__Tasks to perform__
1 – Answer these questions from the text on ageing wine:
(a) According to Federico Ceretto, Barolo wines are no longer 40-year wines but how many years?
(b) Which Bordeaux vintage is given as an example of reds that were tasty on release?
(c) From which decades were the great old South African wines the writer enjoyed?
2 – Return the part of the text on ageing wine from "One of our expectations" up to and including "the wine world.", word for word.
3 – Take the text on ageing wine further, picking up right after its final sentence.

__Text__
One of our expectations as wine lovers is that if we spend over a certain amount on a bottle of wine, we shouldn’t have to drink it straight away. Part of the culture of fine wine is that it can improve over time, and this belief seems to run deep in the wine world.

But wine has changed, and as they say in the financial service industry when selling investment products, past performance is no guarantee of future performance. As wines generally have been made to taste better young, we really need to question the notion of drinking windows. And there are several questions that need answering, addressed in turn to each segment of the wine market.

The first is this. Does a wine built for ageing have to compromise drinkability? Second, what is it that makes a wine ageable? Third, are some people sitting too long on wines that should have been drunk some time ago? And fourth, do we need to reconsider the idea that fine wines need to be ageable?

So let’s get stuck in. First, for making an ageable wine, I think there is a need to compromise early drinkability. Some of the great old South African wines I’ve enjoyed from the 1960s and 1970s, drunk over recent years, would have been quite challenging in their youth. Picked quite early (the modest alcohol levels attest to that), they would have been taut and tannic young. But they were built to survive many decades in the bottle. I’ve had far fewer good experiences with some of the South African reds from the late 1990s and early noughties, which were much riper and approachable on release. Picking later seems to compromise ageworthiness. Most of these wines had survived 10-15 years’ cellaring, but hadn’t improved, and were a bit mushy with age. Bordeaux, the world’s most famous fine wine region, has been on a similar journey with ripeness. Everyone assumes top Bordeaux reds are candidates for 50 years in the cellar. But look at the 2009s, for example: tasty on release, but I’d watch their evolution carefully if I was using them as an investment vehicle. And I was at a Ceretto (Barolo) vertical last week where Federico Ceretto said that climate change had changed Barolo, and these weren’t 40-year wines any more but 20-year wines, and they tasted much better on release.

Collected data:
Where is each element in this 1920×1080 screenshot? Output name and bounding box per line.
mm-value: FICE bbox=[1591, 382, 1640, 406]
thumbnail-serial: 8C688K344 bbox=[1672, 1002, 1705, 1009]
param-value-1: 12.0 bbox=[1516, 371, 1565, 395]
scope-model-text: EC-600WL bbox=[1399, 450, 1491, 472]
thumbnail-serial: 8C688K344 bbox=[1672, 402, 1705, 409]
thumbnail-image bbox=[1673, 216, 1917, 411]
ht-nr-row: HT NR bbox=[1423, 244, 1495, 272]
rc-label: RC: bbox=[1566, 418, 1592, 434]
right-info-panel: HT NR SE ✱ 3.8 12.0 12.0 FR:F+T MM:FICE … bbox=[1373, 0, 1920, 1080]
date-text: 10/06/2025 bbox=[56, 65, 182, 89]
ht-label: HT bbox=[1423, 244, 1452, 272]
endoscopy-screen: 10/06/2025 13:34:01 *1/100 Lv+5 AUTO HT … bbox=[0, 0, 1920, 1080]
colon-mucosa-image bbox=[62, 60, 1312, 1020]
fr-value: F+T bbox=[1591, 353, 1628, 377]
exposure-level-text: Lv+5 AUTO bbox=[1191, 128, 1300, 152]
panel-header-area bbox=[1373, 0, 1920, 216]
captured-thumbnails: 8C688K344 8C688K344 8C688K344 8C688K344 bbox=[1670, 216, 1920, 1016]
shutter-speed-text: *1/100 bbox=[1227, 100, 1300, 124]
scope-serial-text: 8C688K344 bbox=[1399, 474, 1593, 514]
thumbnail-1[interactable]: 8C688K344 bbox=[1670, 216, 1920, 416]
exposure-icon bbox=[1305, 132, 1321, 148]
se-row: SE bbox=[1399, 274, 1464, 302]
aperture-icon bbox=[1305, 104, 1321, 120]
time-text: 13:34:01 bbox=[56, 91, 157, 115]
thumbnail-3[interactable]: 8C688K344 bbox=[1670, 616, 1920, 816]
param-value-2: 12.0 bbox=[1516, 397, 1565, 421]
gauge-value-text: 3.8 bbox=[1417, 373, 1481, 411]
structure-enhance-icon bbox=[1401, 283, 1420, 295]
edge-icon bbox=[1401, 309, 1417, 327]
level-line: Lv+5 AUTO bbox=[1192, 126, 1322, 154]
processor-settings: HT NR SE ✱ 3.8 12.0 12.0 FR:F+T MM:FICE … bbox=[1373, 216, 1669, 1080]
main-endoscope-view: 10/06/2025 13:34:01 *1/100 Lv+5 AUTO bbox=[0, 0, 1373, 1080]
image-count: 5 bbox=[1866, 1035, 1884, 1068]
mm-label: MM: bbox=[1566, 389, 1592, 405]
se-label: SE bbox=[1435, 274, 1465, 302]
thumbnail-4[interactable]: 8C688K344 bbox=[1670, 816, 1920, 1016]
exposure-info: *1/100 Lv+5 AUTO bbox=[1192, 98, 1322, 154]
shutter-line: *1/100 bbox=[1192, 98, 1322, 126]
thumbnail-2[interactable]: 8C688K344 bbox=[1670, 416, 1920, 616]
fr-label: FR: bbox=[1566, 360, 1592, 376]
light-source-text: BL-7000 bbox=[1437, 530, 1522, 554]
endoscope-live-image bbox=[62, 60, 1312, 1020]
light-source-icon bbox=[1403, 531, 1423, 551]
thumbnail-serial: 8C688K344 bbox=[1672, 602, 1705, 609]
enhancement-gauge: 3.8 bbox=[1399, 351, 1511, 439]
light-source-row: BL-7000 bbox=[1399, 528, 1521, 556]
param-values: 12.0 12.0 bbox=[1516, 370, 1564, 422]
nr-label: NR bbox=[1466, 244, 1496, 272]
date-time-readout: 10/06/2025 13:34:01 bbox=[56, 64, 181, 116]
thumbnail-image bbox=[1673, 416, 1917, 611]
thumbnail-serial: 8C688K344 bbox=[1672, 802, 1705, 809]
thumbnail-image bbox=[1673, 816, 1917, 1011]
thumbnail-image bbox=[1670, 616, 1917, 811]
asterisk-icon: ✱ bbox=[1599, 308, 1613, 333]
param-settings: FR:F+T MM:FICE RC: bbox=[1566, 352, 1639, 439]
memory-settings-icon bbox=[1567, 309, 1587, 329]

__Responses to the exercise__
1 –
(a) 20 years.
(b) The 2009s.
(c) The 1960s and 1970s.

2 –
One of our expectations as wine lovers is that if we spend over a certain amount on a bottle of wine, we shouldn’t have to drink it straight away. Part of the culture of fine wine is that it can improve over time, and this belief seems to run deep in the wine world.

3 –
This leads us on to the question about what makes a wine ageable. Wine chemistry lags behind peoples’ experiences here: you can’t really analyse a wine and then read out a drinking window. In general, though, tannins and other polyphenolic compounds help a red wine age longer. Lower pH also helps reds and whites age (which means that high acidity correlates with ageworthiness. But this could be correlation, not causation, at least in part: if you pick earlier your wine will have more acid, and picking earlier also correlates with ageworthiness in whites and reds. Lower pH also helps SO2 work more effectively, and SO2 also helps a wine age. A long élevage also helps make a wine age better: more time in barrel or foudre before bottling seems to make whites and reds better able to survive in bottle. With whites, oxidative juice handling that allows the phenolics to fall out seems to set the wine up best for longer ageing. And cellaring at cool temperatures also helps wine age gracefully.

This raises the question of whether we really need to have wines that are capable of long ageing these days, when so few have proper cellars? The answer to that question is answered when you taste a well-cellared great old bottle – yes, we do want wines that can age. It’s part of the joy of wine. But maybe we need to rethink the way we approach fine wine. Rather than assume that all fine wines can age, we need to think that those that have the potential for long ageing are the exceptions, not the norm. While most of our drinking will be of bottles with short-ish windows, there are going to be a certain number of classically structured fine wines that we need to cellar, and which have the potential for long ageing – the potential not merely to survive, but to develop positively in the cellar. There’s no doubt that now many very good wines are being kept beyond their peak drinking window, and I think this is a shame. People buy wine that’s reasonably expensive, and stash it away, and don’t get round to drinking it when they should.

I think that there is this unwritten contract that when you buy a wine over a certain price, it’s good for – say five years? – cellaring at least. Maybe we should re-think this? One of the joys for me as a wine drinker has been the emergence of the natural wine movement. Here, I suddenly got to drink ethereal, complex, aromatic red wines with many of the characteristics of well-cellared old wines but on release. These are not wines I’d have any inclination to cellar (although I realise here that there is a vast diversity of natural wines, and I’m making a generalization, and even some no-added-sulfite wines do have the capacity to age) but rather pop them straight away when I’ve bought them and really enjoy their complexity and elegance. This has changed the restaurant experience for me. It’s not just the natural wines, either: there’s now a host of beautifully fragrant, elegant, lighter-coloured infusion reds on the market that taste beautiful young. No longer do we have to open sturdy, built-for-ageing reds too young in their life when we dine out. We can drink young fine wines at their peak. This works for everyone: a lot of young winegrowers are making wine, releasing it in two tranches the year after it is made, getting cashflow, and customers are buying them, drinking them, and then coming back for more.

So I’d say drinking windows are getting shorter at one end of the market, and at the other, with a move back from picking later, they are getting longer. And we are moving to a more functioning system of fine wine.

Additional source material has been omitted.